— THE EXERCISE —
Looking at the listing, state how many of its lines contain the string "title". Write only the number.

-- ROWS start --

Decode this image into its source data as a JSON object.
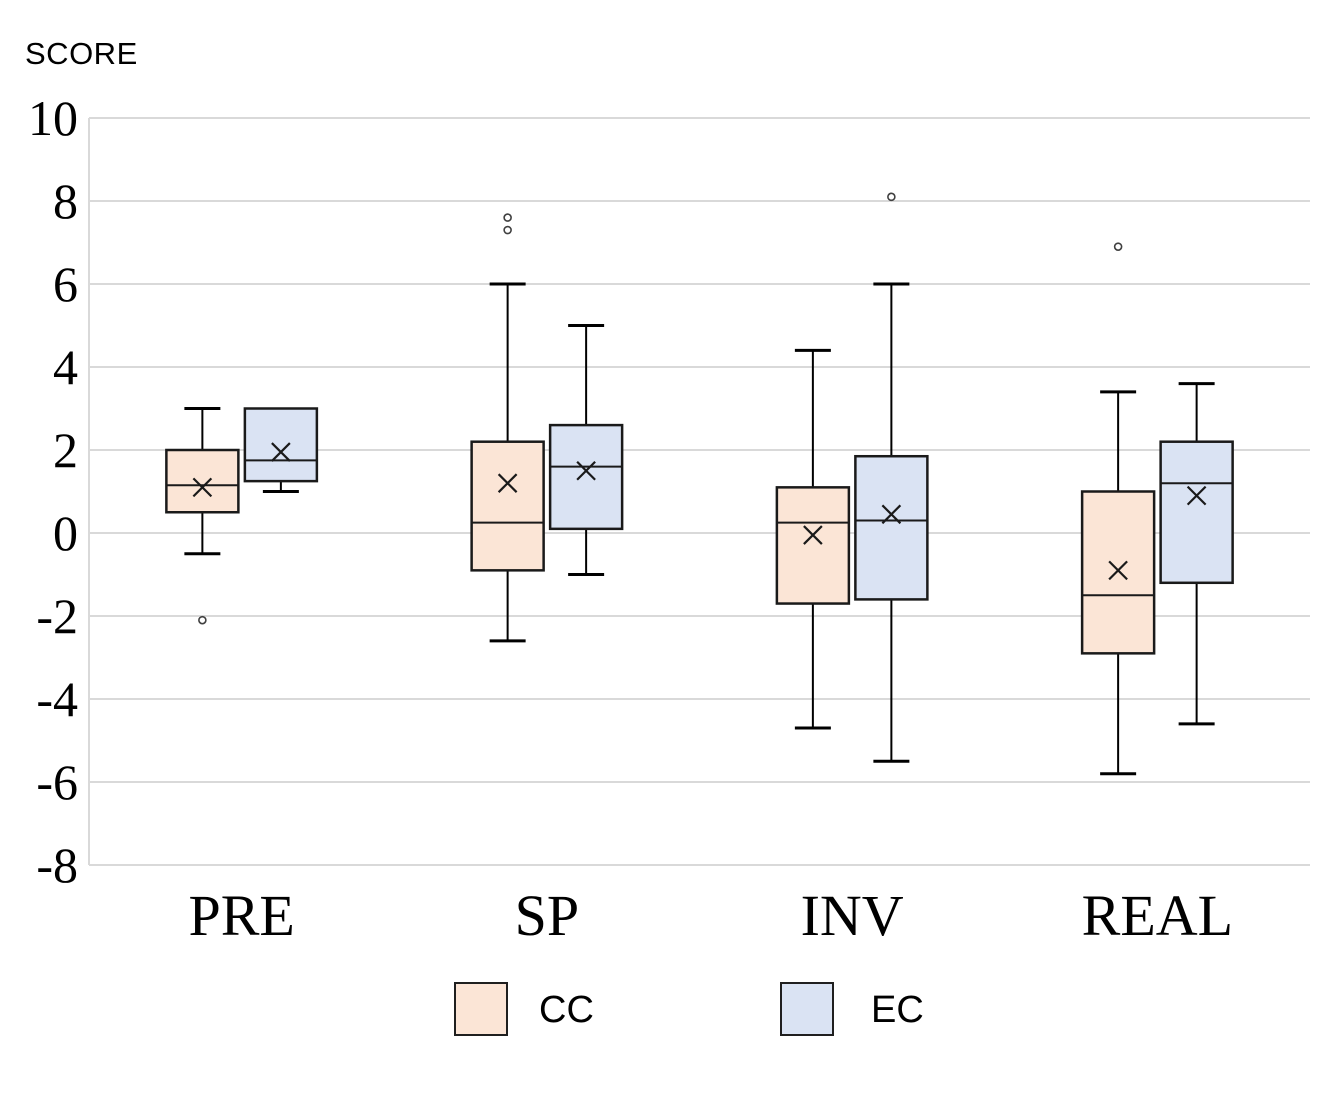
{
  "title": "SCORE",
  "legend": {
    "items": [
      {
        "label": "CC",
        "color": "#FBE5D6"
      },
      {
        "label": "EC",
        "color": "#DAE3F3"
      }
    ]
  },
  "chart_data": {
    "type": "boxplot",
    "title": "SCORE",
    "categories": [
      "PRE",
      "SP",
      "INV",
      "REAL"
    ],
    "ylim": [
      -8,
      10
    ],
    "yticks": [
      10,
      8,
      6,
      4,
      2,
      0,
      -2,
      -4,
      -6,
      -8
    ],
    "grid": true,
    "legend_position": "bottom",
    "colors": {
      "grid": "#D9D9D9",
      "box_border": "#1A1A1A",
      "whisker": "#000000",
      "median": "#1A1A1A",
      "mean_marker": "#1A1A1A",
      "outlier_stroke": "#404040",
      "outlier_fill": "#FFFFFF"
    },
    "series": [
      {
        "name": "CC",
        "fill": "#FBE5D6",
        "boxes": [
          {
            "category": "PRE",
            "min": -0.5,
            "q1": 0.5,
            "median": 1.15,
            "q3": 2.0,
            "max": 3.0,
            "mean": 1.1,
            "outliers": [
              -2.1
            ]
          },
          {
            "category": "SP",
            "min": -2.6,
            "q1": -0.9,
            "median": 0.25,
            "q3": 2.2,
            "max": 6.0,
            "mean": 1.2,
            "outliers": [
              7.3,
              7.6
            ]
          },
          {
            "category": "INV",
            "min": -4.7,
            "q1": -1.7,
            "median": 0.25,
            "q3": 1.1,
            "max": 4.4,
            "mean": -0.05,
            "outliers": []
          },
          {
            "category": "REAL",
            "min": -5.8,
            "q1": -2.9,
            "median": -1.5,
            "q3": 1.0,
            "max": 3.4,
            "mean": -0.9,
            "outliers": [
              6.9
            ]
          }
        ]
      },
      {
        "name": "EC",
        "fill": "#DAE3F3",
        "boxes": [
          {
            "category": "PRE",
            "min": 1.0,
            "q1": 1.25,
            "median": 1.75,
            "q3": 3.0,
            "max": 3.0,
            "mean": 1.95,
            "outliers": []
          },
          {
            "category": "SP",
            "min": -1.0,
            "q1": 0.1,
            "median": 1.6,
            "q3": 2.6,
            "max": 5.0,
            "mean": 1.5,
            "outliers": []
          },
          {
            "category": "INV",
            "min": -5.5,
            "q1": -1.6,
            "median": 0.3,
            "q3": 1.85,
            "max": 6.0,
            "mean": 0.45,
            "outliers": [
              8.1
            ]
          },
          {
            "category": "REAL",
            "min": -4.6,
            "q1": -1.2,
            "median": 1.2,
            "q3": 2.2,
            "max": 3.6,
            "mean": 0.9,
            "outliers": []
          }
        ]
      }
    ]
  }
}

-- ROWS end --
-- ROWS start --

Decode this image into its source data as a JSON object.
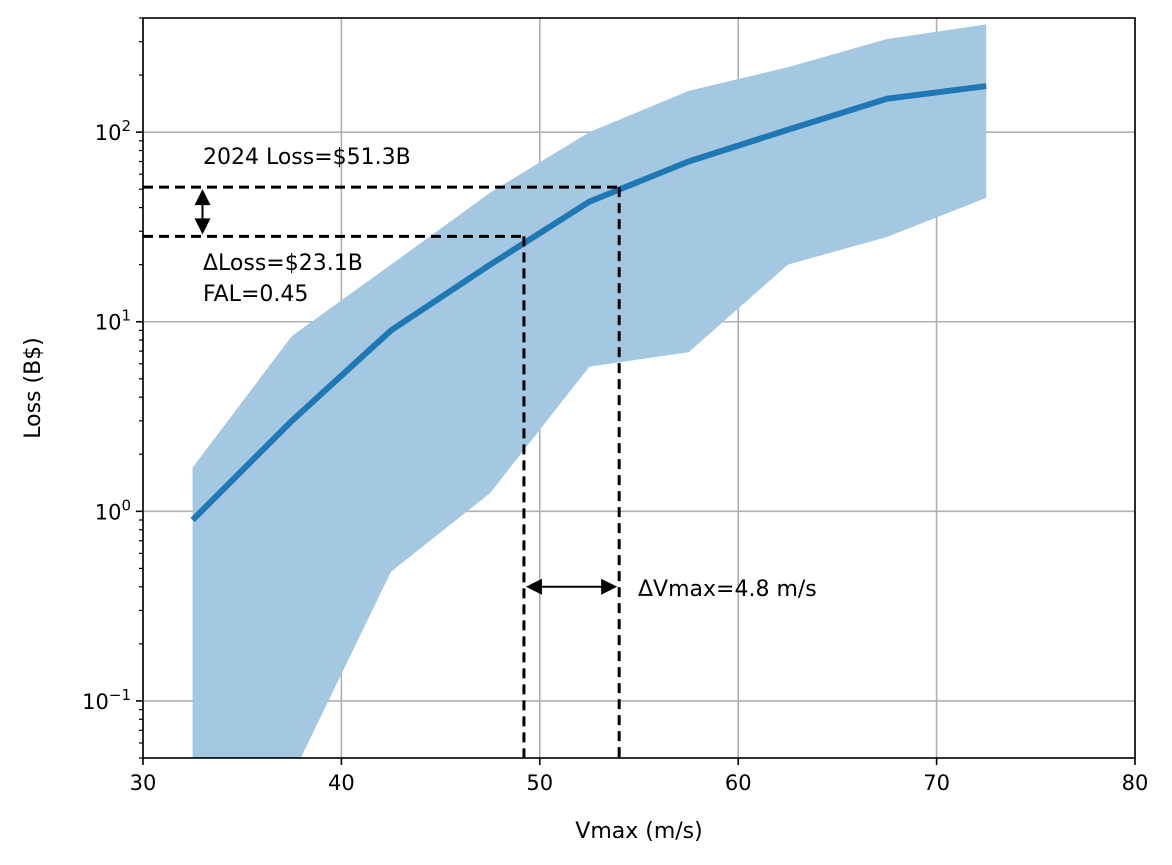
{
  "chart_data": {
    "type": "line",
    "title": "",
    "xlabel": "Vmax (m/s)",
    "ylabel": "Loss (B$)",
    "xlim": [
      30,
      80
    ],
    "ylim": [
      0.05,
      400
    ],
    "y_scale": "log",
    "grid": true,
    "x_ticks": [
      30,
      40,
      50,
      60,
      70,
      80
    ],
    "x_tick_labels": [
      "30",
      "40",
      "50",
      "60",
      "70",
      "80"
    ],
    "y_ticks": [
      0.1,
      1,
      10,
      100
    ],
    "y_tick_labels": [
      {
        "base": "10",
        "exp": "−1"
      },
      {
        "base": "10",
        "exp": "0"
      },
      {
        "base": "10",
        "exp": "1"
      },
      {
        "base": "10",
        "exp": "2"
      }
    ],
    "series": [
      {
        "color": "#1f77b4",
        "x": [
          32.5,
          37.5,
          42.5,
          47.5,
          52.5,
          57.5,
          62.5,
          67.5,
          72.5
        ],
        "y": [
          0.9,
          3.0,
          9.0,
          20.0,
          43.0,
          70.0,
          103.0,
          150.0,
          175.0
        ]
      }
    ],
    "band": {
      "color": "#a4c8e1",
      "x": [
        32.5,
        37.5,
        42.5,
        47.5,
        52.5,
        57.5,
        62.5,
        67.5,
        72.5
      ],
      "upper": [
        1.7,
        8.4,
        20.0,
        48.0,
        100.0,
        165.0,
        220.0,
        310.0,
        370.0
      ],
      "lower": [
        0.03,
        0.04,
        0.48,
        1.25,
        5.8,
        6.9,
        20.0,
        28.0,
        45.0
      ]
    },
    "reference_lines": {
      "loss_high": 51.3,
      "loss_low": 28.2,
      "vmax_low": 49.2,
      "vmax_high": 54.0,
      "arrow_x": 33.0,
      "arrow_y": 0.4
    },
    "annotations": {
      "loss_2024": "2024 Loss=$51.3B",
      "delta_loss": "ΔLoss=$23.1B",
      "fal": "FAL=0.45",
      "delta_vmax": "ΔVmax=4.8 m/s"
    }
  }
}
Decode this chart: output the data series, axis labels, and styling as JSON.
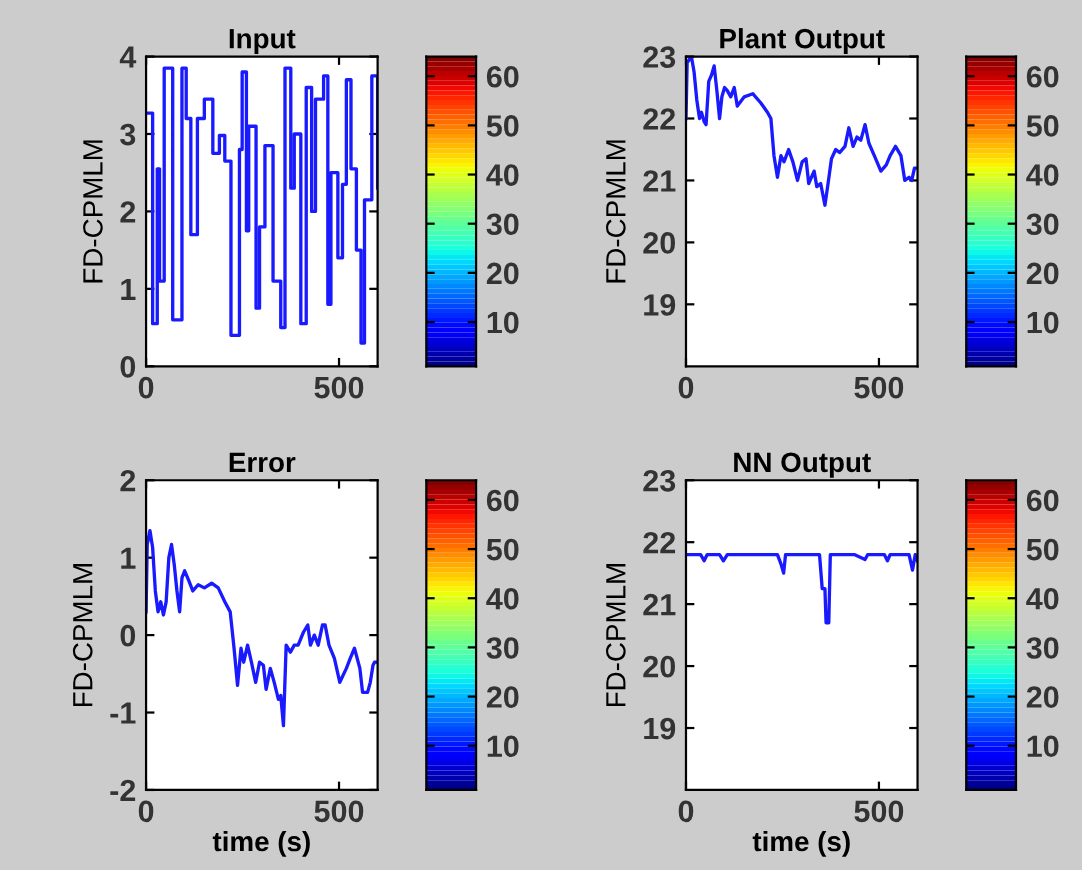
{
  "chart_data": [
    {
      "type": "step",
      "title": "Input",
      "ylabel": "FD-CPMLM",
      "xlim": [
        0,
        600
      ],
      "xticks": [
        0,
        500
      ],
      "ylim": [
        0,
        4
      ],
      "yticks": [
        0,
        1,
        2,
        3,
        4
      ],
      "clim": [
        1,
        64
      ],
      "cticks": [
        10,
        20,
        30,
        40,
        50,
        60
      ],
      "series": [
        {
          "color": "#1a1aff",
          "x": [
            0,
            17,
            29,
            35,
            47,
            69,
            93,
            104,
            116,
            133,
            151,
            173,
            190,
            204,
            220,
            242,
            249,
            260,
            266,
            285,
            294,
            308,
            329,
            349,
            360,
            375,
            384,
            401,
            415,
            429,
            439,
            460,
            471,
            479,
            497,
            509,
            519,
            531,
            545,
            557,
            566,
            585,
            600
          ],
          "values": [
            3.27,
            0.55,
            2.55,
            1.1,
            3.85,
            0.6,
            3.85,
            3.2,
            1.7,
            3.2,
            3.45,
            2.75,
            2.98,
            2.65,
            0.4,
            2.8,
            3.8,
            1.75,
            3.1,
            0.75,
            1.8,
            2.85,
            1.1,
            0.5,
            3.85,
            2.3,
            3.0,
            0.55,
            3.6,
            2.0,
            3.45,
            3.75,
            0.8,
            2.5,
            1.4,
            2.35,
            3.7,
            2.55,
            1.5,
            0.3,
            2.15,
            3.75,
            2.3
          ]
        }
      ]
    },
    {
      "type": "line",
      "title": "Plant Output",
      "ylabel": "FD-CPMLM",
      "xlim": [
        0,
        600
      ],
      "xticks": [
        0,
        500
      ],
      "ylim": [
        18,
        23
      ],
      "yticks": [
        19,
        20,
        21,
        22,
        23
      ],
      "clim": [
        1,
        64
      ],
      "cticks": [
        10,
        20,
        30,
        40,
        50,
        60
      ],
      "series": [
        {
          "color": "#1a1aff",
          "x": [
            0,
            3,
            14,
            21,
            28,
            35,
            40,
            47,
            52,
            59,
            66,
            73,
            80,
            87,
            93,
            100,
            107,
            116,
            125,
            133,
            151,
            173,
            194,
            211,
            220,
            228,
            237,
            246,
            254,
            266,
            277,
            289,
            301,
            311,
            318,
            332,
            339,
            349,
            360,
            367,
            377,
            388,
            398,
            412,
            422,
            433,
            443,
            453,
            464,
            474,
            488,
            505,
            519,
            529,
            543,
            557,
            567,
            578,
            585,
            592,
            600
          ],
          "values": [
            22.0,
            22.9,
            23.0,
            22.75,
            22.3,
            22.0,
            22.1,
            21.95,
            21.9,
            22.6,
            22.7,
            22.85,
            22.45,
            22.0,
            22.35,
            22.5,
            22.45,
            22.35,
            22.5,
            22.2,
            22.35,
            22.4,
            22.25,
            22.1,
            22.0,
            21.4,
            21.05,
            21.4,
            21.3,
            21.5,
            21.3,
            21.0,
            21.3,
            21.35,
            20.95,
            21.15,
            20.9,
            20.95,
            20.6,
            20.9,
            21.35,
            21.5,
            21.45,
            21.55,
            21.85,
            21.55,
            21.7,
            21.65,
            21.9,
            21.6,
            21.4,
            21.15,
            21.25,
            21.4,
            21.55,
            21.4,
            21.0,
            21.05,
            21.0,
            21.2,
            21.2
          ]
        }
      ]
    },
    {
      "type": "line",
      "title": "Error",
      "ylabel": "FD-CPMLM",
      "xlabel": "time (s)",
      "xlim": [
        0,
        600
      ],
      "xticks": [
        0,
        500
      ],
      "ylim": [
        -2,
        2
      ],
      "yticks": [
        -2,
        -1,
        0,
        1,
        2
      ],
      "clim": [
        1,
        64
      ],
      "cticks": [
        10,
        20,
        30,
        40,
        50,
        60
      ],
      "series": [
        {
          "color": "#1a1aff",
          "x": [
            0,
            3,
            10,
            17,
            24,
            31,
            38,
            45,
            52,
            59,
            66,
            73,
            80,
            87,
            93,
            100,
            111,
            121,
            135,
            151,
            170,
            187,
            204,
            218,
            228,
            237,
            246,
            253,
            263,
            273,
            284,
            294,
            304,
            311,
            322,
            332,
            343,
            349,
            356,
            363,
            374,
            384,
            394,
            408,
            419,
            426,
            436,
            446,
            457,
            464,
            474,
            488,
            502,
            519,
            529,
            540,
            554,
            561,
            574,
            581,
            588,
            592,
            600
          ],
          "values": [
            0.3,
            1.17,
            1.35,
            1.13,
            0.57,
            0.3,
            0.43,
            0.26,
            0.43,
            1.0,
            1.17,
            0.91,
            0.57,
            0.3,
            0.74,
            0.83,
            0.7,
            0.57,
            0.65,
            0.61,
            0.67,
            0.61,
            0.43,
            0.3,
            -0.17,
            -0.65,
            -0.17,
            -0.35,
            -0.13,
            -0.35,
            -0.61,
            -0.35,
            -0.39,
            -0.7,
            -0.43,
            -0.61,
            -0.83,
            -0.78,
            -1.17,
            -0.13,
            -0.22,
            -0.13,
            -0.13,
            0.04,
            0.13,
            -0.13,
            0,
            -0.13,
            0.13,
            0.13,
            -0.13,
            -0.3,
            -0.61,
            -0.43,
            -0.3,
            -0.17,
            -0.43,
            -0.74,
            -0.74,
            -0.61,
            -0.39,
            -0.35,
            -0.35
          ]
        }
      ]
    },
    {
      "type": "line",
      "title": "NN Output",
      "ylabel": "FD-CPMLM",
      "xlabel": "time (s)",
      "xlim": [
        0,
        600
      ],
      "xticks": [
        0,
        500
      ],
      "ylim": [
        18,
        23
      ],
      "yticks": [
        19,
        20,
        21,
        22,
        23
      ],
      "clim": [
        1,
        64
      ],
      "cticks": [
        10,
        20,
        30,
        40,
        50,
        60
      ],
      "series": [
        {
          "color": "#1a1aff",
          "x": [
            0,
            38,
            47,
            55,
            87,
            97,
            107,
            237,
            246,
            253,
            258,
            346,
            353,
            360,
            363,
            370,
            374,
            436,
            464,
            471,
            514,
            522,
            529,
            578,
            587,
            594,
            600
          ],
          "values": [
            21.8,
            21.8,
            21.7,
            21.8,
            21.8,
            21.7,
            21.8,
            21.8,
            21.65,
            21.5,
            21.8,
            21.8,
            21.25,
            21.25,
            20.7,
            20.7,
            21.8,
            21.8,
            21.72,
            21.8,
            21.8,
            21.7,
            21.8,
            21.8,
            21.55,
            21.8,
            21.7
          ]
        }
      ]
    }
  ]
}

-- ROWS end --

— TASK RESULT —
7